■ **Written task**:
Tally the lines in these records that hold the string "title", and reply with the number alone.

■ **Records about charts and figures**:
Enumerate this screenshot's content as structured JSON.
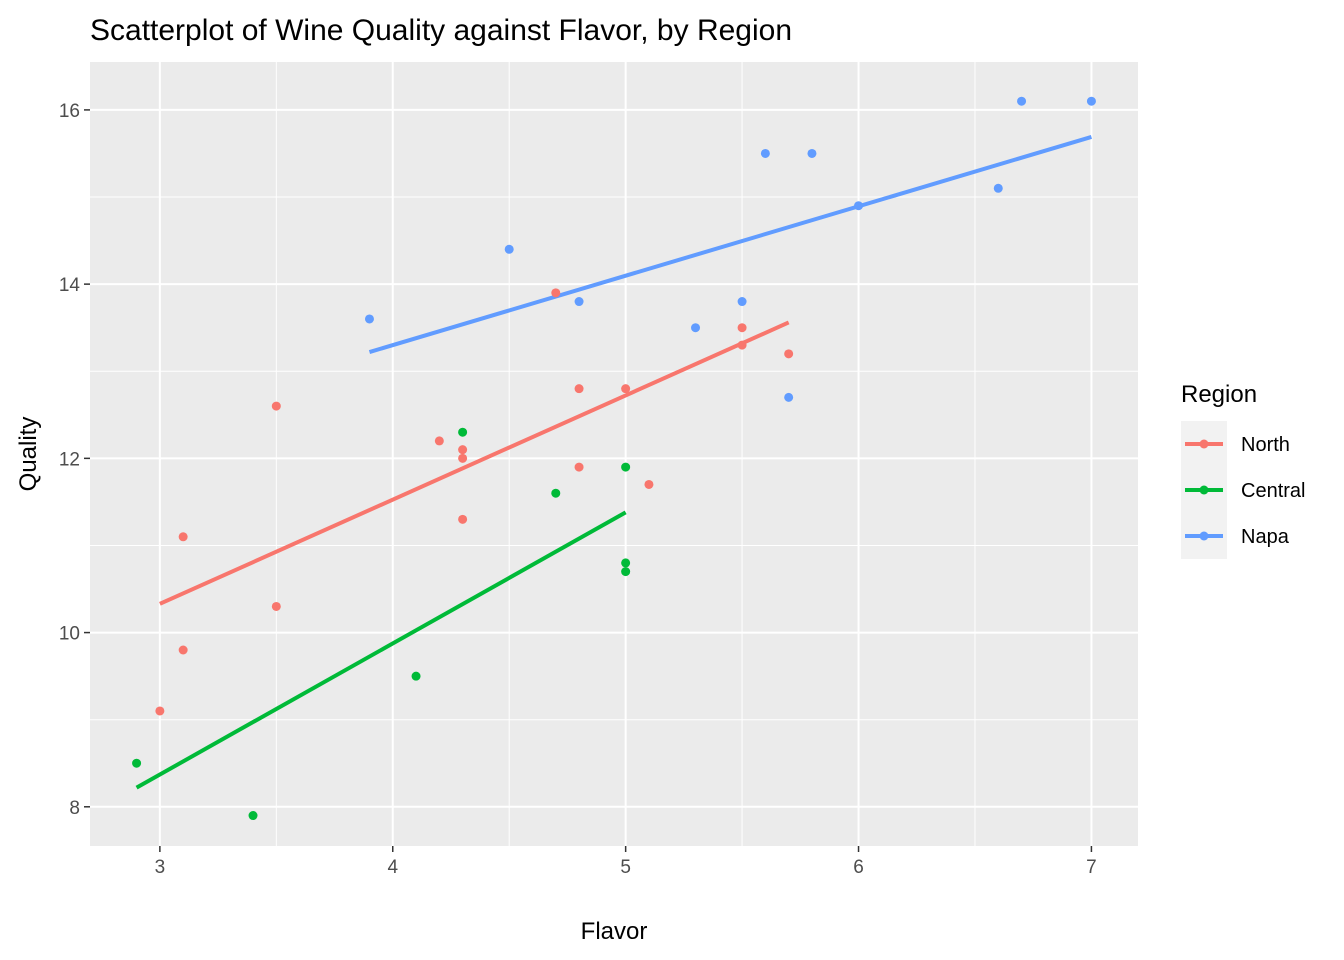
{
  "chart_data": {
    "type": "scatter",
    "title": "Scatterplot of Wine Quality against Flavor, by Region",
    "xlabel": "Flavor",
    "ylabel": "Quality",
    "xlim": [
      2.7,
      7.2
    ],
    "ylim": [
      7.55,
      16.55
    ],
    "x_ticks": [
      3,
      4,
      5,
      6,
      7
    ],
    "y_ticks": [
      8,
      10,
      12,
      14,
      16
    ],
    "x_tick_labels": [
      "3",
      "4",
      "5",
      "6",
      "7"
    ],
    "y_tick_labels": [
      "8",
      "10",
      "12",
      "14",
      "16"
    ],
    "grid": true,
    "legend": {
      "title": "Region",
      "position": "right"
    },
    "series": [
      {
        "name": "North",
        "color": "#F8766D",
        "points": [
          {
            "x": 3.0,
            "y": 9.1
          },
          {
            "x": 3.1,
            "y": 11.1
          },
          {
            "x": 3.1,
            "y": 9.8
          },
          {
            "x": 3.5,
            "y": 12.6
          },
          {
            "x": 3.5,
            "y": 10.3
          },
          {
            "x": 4.2,
            "y": 12.2
          },
          {
            "x": 4.3,
            "y": 12.1
          },
          {
            "x": 4.3,
            "y": 12.0
          },
          {
            "x": 4.3,
            "y": 11.3
          },
          {
            "x": 4.7,
            "y": 13.9
          },
          {
            "x": 4.8,
            "y": 12.8
          },
          {
            "x": 4.8,
            "y": 11.9
          },
          {
            "x": 5.0,
            "y": 12.8
          },
          {
            "x": 5.1,
            "y": 11.7
          },
          {
            "x": 5.5,
            "y": 13.5
          },
          {
            "x": 5.5,
            "y": 13.3
          },
          {
            "x": 5.7,
            "y": 13.2
          }
        ],
        "fit_line": [
          {
            "x": 3.0,
            "y": 10.33
          },
          {
            "x": 5.7,
            "y": 13.56
          }
        ]
      },
      {
        "name": "Central",
        "color": "#00BA38",
        "points": [
          {
            "x": 2.9,
            "y": 8.5
          },
          {
            "x": 3.4,
            "y": 7.9
          },
          {
            "x": 4.1,
            "y": 9.5
          },
          {
            "x": 4.3,
            "y": 12.3
          },
          {
            "x": 4.7,
            "y": 11.6
          },
          {
            "x": 5.0,
            "y": 11.9
          },
          {
            "x": 5.0,
            "y": 10.8
          },
          {
            "x": 5.0,
            "y": 10.7
          }
        ],
        "fit_line": [
          {
            "x": 2.9,
            "y": 8.22
          },
          {
            "x": 5.0,
            "y": 11.38
          }
        ]
      },
      {
        "name": "Napa",
        "color": "#619CFF",
        "points": [
          {
            "x": 3.9,
            "y": 13.6
          },
          {
            "x": 4.5,
            "y": 14.4
          },
          {
            "x": 4.8,
            "y": 13.8
          },
          {
            "x": 5.3,
            "y": 13.5
          },
          {
            "x": 5.5,
            "y": 13.8
          },
          {
            "x": 5.6,
            "y": 15.5
          },
          {
            "x": 5.7,
            "y": 12.7
          },
          {
            "x": 5.8,
            "y": 15.5
          },
          {
            "x": 6.0,
            "y": 14.9
          },
          {
            "x": 6.6,
            "y": 15.1
          },
          {
            "x": 6.7,
            "y": 16.1
          },
          {
            "x": 7.0,
            "y": 16.1
          }
        ],
        "fit_line": [
          {
            "x": 3.9,
            "y": 13.22
          },
          {
            "x": 7.0,
            "y": 15.69
          }
        ]
      }
    ]
  }
}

■ **Finished answer**:
2